> **GIVEN PROBLEM**
Carry none of the pictures over; set down the material below exactly.

> **DATASET CONTENT**

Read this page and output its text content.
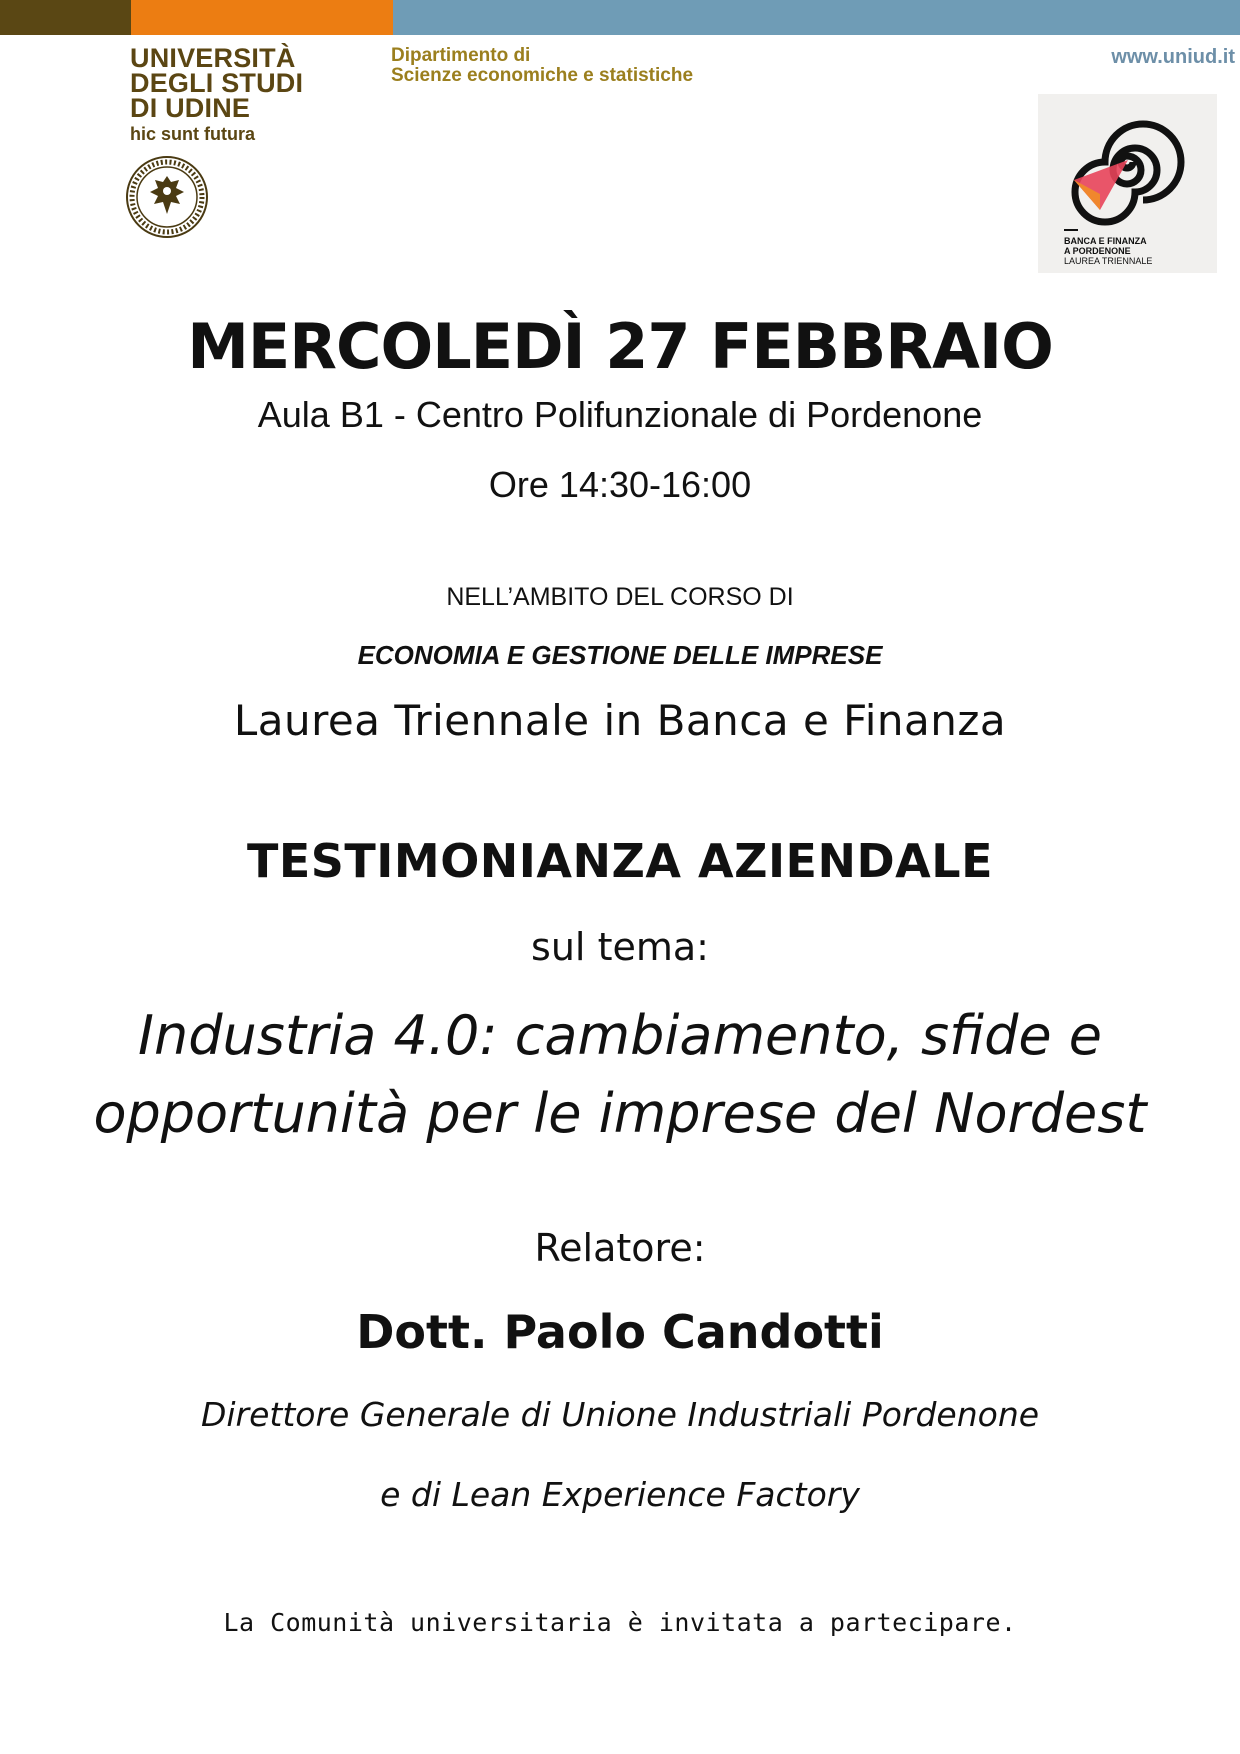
UNIVERSITÀ
DEGLI STUDI
DI UDINE
hic sunt futura
Dipartimento di
Scienze economiche e statistiche
www.uniud.it
BANCA E FINANZA
A PORDENONE
LAUREA TRIENNALE
MERCOLEDÌ 27 FEBBRAIO
Aula B1 - Centro Polifunzionale di Pordenone
Ore 14:30-16:00
NELL’AMBITO DEL CORSO DI
ECONOMIA E GESTIONE DELLE IMPRESE
Laurea Triennale in Banca e Finanza
TESTIMONIANZA AZIENDALE
sul tema:
Industria 4.0: cambiamento, sfide e
opportunità per le imprese del Nordest
Relatore:
Dott. Paolo Candotti
Direttore Generale di Unione Industriali Pordenone
e di Lean Experience Factory
La Comunità universitaria è invitata a partecipare.
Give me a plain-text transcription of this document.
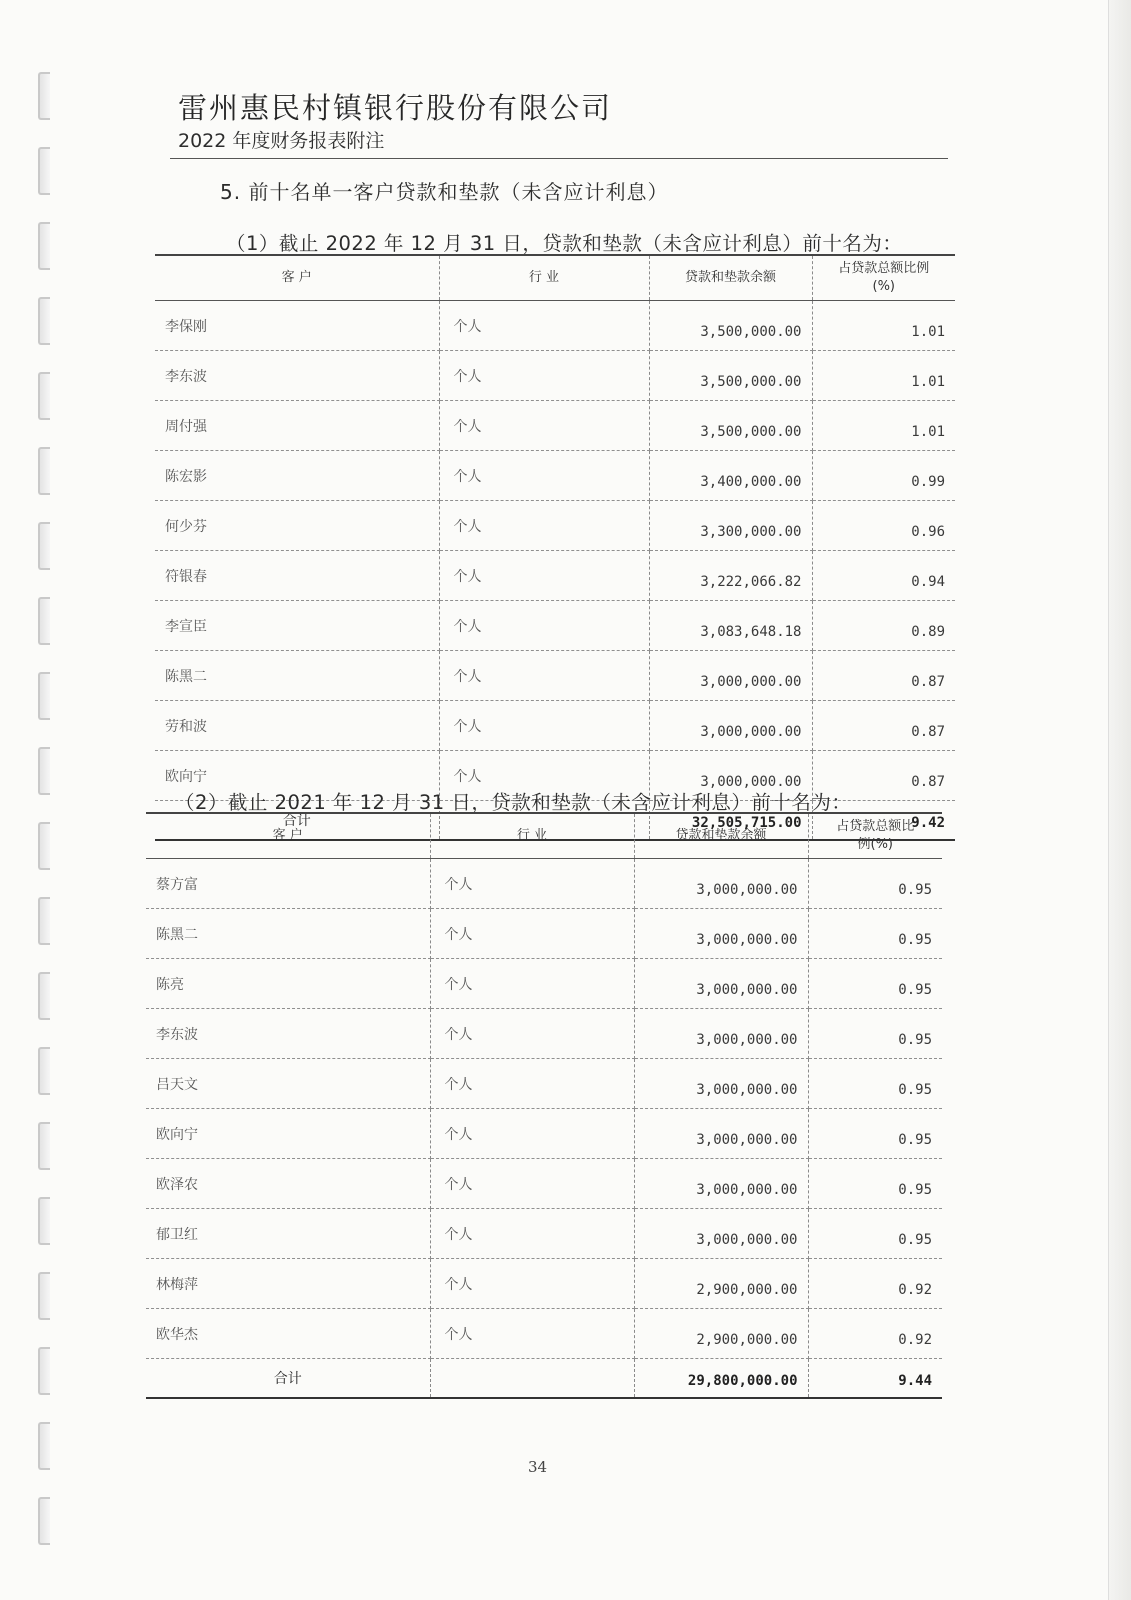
雷州惠民村镇银行股份有限公司
2022 年度财务报表附注
5. 前十名单一客户贷款和垫款（未含应计利息）
（1）截止 2022 年 12 月 31 日，贷款和垫款（未含应计利息）前十名为：
客 户	行 业	贷款和垫款余额	占贷款总额比例
(%)
李保刚	个人	3,500,000.00	1.01
李东波	个人	3,500,000.00	1.01
周付强	个人	3,500,000.00	1.01
陈宏影	个人	3,400,000.00	0.99
何少芬	个人	3,300,000.00	0.96
符银春	个人	3,222,066.82	0.94
李宣臣	个人	3,083,648.18	0.89
陈黑二	个人	3,000,000.00	0.87
劳和波	个人	3,000,000.00	0.87
欧向宁	个人	3,000,000.00	0.87
合计		32,505,715.00	9.42
（2）截止 2021 年 12 月 31 日，贷款和垫款（未含应计利息）前十名为：
客 户	行 业	贷款和垫款余额	占贷款总额比
例(%)
蔡方富	个人	3,000,000.00	0.95
陈黑二	个人	3,000,000.00	0.95
陈亮	个人	3,000,000.00	0.95
李东波	个人	3,000,000.00	0.95
吕天文	个人	3,000,000.00	0.95
欧向宁	个人	3,000,000.00	0.95
欧泽农	个人	3,000,000.00	0.95
郁卫红	个人	3,000,000.00	0.95
林梅萍	个人	2,900,000.00	0.92
欧华杰	个人	2,900,000.00	0.92
合计		29,800,000.00	9.44
34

> **WRITTEN ANSWER**
Read this page and output its text content.
UNIVERSITÀ
DEGLI STUDI
DI UDINE
hic sunt futura
Dipartimento di
Scienze economiche e statistiche
www.uniud.it
BANCA E FINANZA
A PORDENONE
LAUREA TRIENNALE
MERCOLEDÌ 27 FEBBRAIO
Aula B1 - Centro Polifunzionale di Pordenone
Ore 14:30-16:00
NELL’AMBITO DEL CORSO DI
ECONOMIA E GESTIONE DELLE IMPRESE
Laurea Triennale in Banca e Finanza
TESTIMONIANZA AZIENDALE
sul tema:
Industria 4.0: cambiamento, sfide e
opportunità per le imprese del Nordest
Relatore:
Dott. Paolo Candotti
Direttore Generale di Unione Industriali Pordenone
e di Lean Experience Factory
La Comunità universitaria è invitata a partecipare.
Give me a plain-text transcription of this document.
雷州惠民村镇银行股份有限公司
2022 年度财务报表附注
5. 前十名单一客户贷款和垫款（未含应计利息）
（1）截止 2022 年 12 月 31 日，贷款和垫款（未含应计利息）前十名为：
客 户	行 业	贷款和垫款余额	占贷款总额比例
(%)
李保刚	个人	3,500,000.00	1.01
李东波	个人	3,500,000.00	1.01
周付强	个人	3,500,000.00	1.01
陈宏影	个人	3,400,000.00	0.99
何少芬	个人	3,300,000.00	0.96
符银春	个人	3,222,066.82	0.94
李宣臣	个人	3,083,648.18	0.89
陈黑二	个人	3,000,000.00	0.87
劳和波	个人	3,000,000.00	0.87
欧向宁	个人	3,000,000.00	0.87
合计		32,505,715.00	9.42
（2）截止 2021 年 12 月 31 日，贷款和垫款（未含应计利息）前十名为：
客 户	行 业	贷款和垫款余额	占贷款总额比
例(%)
蔡方富	个人	3,000,000.00	0.95
陈黑二	个人	3,000,000.00	0.95
陈亮	个人	3,000,000.00	0.95
李东波	个人	3,000,000.00	0.95
吕天文	个人	3,000,000.00	0.95
欧向宁	个人	3,000,000.00	0.95
欧泽农	个人	3,000,000.00	0.95
郁卫红	个人	3,000,000.00	0.95
林梅萍	个人	2,900,000.00	0.92
欧华杰	个人	2,900,000.00	0.92
合计		29,800,000.00	9.44
34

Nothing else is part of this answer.